### Study text
Bonnie has taught at the elementary and middle school level and has a master's degree in Child and Family Studies.
Earthworms are Good for the Earth
Earthworms are the slimy, pink, wiggly worms you commonly see in the driveway or pavement after a big rainstorm. Many people use them as fishing bait, but the common earthworm is actually very important for the health of our environment.
Earthworms live in the ground and wiggle through the dirt making tunnels. These tunnels allow water, air, and nutrients to travel through the soil. Earthworms also eat the soil, which consists of organic material such as decaying leaves, animals, and plants. The worms digest this material and release it back into the ground. This material, known as castings, is a nutrient-rich food source that plants absorb to grow healthily. Other animals, including people, can eat these healthy plants. So you see, earthworms provide us with food!
Earthworms Have Many Functions
Earthworms are about seven to eight centimeters long. They look like small, simple creatures, but they actually do a lot of the things we do: they move, digest food, circulate blood, breathe, and reproduce.
If you ever peer closely at an earthworm you will see its body is made up of about 100 to 150 circular bands, or segments called annuli. Each segment has small, stiff hairs, which helps the earthworm move.
The digestive system includes the body parts to break down the food an animal eats. The first segment on an earthworm includes its mouth, but it has no teeth. So how does the worm chew its food? When the earthworm swallows its meal, the food makes its way to the gizzard. Tiny stones that were eaten by the worm churn in the gizzard to break down the food.
The circulatory system is important because it carries important nutrients and oxygen that the worm needs through the bloodstream. Blood travels in tiny vessels. There are five aortic arches, which are like tiny hearts that pump blood into the vessels to travel throughout the worm's body. This process delivers the nutrients the worm needs to live.
So far, earthworms are kind of like us: they eat food and digest it, and they also have blood pumping through their bodies like us. Earthworms also need to breathe, but unlike us, they don't have lungs - they breathe through their skin. This way they can get air when they're under the ground.

### Work task A
Please reproduce the earthworm passage word for word, everything from "The circulatory system" down to "needs to live.".
### Work task B
Decide whether each statement agrees with the earthworm passage. Answer yes or no for each and quote the deciding words. (i) Earthworms breathe with lungs. (ii) An earthworm's body is made up of about 100 to 150 segments called annuli. (iii) An earthworm has five aortic arches.

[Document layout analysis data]
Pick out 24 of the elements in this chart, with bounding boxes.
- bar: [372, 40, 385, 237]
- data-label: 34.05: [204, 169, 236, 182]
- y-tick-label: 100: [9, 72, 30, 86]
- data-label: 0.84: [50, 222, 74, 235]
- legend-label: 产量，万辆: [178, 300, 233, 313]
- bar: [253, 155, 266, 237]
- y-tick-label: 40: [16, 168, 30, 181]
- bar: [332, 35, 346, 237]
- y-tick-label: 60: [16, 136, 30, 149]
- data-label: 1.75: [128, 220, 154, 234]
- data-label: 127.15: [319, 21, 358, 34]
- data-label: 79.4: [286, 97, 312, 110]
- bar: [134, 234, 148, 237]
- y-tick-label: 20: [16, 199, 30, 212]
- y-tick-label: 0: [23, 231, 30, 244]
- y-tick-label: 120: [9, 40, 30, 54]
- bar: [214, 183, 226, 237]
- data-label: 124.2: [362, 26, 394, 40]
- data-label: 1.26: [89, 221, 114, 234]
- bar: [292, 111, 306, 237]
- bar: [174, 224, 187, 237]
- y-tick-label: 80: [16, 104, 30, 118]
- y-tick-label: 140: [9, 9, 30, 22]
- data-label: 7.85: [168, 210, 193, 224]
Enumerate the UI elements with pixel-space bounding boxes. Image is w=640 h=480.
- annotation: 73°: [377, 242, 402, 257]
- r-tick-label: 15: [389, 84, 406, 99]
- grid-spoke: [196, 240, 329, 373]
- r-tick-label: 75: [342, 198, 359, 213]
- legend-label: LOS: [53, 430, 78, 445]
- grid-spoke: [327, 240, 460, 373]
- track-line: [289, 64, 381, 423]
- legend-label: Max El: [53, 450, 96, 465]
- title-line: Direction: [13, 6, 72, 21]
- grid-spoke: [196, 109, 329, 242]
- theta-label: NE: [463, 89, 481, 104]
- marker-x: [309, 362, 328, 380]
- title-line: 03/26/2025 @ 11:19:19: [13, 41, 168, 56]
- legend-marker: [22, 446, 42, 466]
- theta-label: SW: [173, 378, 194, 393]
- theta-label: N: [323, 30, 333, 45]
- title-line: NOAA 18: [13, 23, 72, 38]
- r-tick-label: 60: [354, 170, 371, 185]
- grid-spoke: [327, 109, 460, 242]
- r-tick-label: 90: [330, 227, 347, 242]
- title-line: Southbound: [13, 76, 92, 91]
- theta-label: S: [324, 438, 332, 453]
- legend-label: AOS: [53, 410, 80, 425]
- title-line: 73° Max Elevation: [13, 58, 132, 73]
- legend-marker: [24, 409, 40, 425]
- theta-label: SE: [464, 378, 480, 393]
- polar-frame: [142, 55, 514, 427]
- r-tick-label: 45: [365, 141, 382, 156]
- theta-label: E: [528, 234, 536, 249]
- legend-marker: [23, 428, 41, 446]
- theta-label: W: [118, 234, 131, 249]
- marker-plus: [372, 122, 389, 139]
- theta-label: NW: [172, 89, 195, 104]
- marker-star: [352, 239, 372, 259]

### Answer area A
The circulatory system is important because it carries important nutrients and oxygen that the worm needs through the bloodstream. Blood travels in tiny vessels. There are five aortic arches, which are like tiny hearts that pump blood into the vessels to travel throughout the worm's body. This process delivers the nutrients the worm needs to live.

### Answer area B
(i) No: "they don't have lungs - they breathe through their skin."
(ii) Yes: "its body is made up of about 100 to 150 circular bands, or segments called annuli."
(iii) Yes: "There are five aortic arches, which are like tiny hearts that pump blood into the vessels to travel throughout the worm's body."